• _WHAT TO DO_
Check the listing below for lines that hold "kind". How many are there? Please give only the number.

• _SOURCE RECORDS_
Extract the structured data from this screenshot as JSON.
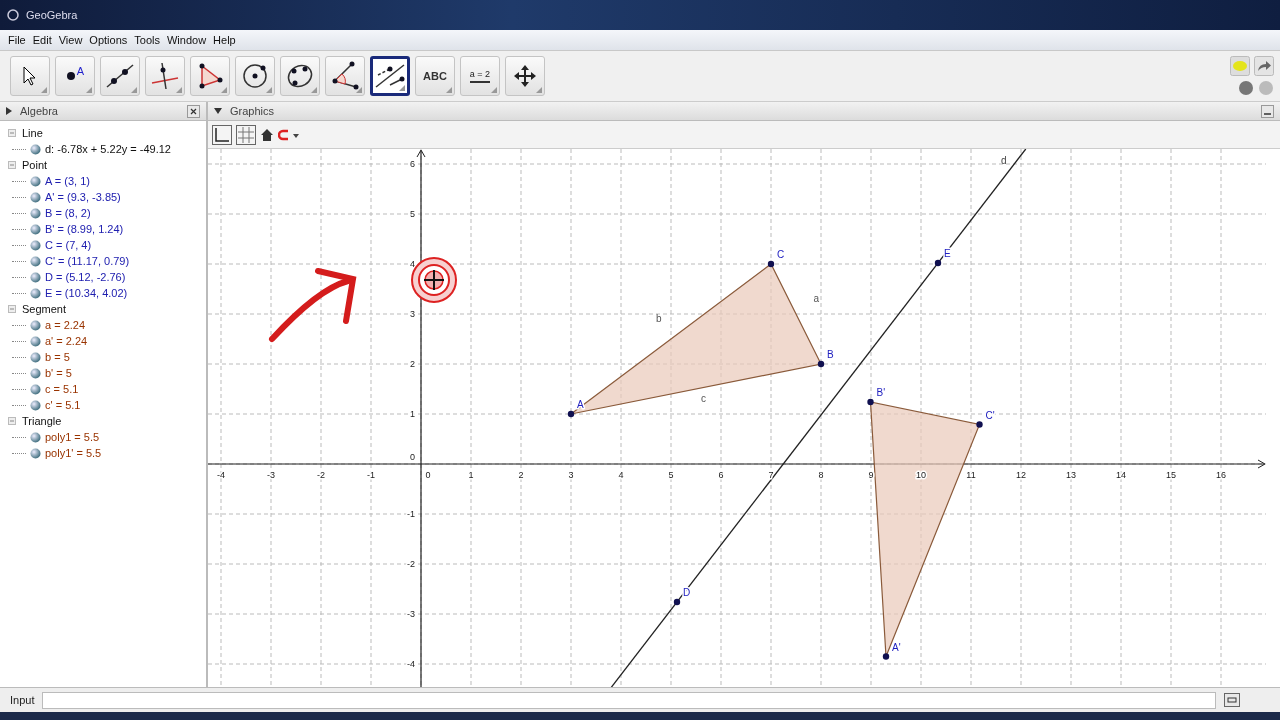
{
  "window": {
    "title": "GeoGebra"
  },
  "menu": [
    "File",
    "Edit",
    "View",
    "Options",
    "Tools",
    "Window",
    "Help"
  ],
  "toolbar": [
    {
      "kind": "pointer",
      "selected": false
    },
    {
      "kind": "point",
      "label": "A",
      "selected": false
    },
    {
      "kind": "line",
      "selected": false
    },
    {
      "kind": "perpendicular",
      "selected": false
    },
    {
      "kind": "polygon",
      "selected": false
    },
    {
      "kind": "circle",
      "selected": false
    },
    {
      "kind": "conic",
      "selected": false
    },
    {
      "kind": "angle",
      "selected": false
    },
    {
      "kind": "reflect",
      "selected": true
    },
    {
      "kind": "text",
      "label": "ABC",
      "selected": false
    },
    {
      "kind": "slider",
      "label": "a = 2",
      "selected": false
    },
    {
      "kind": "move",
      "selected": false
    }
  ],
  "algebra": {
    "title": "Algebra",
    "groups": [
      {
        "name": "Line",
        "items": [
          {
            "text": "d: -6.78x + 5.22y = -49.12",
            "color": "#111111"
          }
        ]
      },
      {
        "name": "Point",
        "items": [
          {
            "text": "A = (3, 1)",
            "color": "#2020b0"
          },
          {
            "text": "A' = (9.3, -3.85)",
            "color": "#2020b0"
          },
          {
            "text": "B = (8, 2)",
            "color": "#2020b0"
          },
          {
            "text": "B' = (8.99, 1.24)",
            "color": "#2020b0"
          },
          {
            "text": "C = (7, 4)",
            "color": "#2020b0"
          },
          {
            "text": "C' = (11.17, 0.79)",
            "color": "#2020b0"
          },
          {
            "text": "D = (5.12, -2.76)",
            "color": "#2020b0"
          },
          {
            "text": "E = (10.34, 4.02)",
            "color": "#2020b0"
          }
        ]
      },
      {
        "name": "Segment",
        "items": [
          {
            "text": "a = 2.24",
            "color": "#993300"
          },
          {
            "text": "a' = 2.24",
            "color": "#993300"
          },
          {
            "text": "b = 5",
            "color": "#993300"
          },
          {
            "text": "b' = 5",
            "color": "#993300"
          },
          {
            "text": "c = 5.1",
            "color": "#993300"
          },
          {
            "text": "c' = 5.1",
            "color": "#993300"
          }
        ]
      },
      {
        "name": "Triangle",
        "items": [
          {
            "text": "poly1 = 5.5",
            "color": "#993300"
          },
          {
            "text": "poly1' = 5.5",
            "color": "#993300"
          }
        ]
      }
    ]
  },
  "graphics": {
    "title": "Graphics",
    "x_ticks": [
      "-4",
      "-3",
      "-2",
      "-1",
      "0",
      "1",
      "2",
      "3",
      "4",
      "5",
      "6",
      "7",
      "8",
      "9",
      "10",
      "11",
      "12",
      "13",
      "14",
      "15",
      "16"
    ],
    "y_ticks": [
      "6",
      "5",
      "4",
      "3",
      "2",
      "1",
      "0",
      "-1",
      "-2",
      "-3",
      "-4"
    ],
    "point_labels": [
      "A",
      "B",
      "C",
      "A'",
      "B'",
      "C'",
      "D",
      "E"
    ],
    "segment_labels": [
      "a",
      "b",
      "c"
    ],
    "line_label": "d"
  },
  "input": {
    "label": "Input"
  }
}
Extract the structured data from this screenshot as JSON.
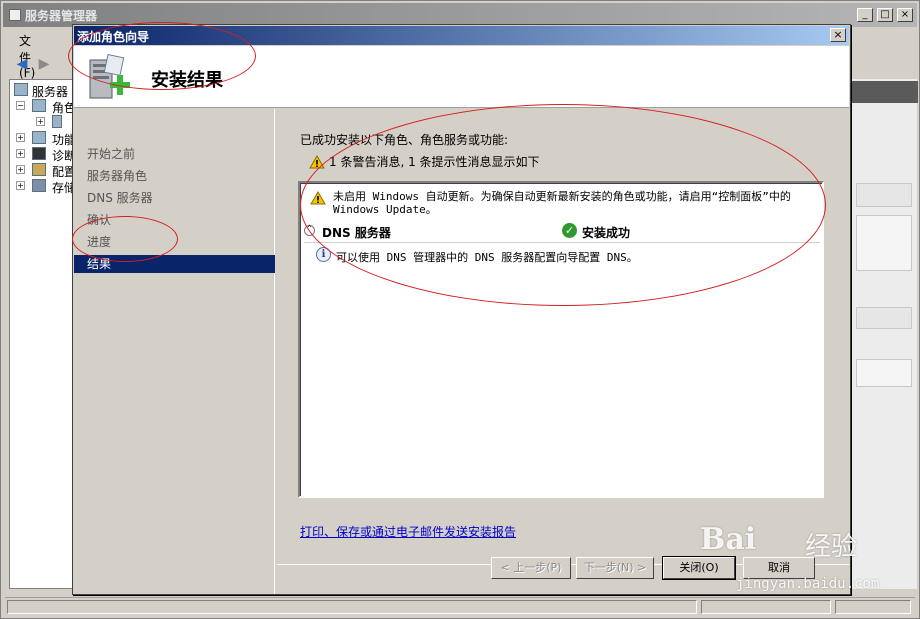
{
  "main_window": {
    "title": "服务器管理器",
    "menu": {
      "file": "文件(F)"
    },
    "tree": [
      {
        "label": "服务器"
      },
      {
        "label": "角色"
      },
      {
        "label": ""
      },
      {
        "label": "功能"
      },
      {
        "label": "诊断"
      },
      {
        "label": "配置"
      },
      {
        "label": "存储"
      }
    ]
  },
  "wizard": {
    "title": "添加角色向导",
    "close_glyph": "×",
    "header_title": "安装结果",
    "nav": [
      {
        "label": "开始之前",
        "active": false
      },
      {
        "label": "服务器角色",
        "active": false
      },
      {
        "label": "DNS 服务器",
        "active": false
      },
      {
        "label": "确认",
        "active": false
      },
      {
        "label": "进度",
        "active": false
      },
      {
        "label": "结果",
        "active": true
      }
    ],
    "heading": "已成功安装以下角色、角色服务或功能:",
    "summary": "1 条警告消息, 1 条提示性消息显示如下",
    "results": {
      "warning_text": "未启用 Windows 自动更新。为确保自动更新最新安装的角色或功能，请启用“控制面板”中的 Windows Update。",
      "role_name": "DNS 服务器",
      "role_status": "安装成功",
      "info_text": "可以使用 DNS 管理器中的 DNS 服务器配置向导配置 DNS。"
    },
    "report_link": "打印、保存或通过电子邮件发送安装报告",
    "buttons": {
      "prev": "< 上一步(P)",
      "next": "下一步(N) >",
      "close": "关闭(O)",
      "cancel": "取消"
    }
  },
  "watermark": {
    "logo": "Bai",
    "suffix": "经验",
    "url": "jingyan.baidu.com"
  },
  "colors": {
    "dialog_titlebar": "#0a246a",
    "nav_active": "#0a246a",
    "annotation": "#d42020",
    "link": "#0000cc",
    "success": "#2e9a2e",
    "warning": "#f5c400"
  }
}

---

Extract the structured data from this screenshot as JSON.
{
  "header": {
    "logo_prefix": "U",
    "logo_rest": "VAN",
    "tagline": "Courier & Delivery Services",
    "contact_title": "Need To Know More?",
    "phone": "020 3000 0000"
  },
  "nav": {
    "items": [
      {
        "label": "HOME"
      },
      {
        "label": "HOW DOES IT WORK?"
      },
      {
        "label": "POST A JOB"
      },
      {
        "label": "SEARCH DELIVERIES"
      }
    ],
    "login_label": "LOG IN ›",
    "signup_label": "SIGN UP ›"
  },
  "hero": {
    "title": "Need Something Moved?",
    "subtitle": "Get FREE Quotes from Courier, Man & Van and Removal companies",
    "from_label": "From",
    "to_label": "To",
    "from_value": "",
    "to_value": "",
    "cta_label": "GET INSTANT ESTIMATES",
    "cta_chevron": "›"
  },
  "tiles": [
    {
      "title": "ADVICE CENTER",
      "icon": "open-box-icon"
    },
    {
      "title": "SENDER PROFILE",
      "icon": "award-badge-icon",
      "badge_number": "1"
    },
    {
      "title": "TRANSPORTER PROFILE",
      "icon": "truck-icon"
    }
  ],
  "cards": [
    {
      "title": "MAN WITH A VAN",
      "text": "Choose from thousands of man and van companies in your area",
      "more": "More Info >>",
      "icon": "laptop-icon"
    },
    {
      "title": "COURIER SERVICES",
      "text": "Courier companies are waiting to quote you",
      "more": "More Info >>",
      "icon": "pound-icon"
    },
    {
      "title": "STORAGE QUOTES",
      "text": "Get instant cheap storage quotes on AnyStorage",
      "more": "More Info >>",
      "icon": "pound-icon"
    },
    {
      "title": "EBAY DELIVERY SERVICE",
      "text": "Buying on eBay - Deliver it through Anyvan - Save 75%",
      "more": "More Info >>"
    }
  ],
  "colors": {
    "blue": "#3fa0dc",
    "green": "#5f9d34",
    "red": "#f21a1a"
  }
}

• _EXERCISE OUTPUT_
12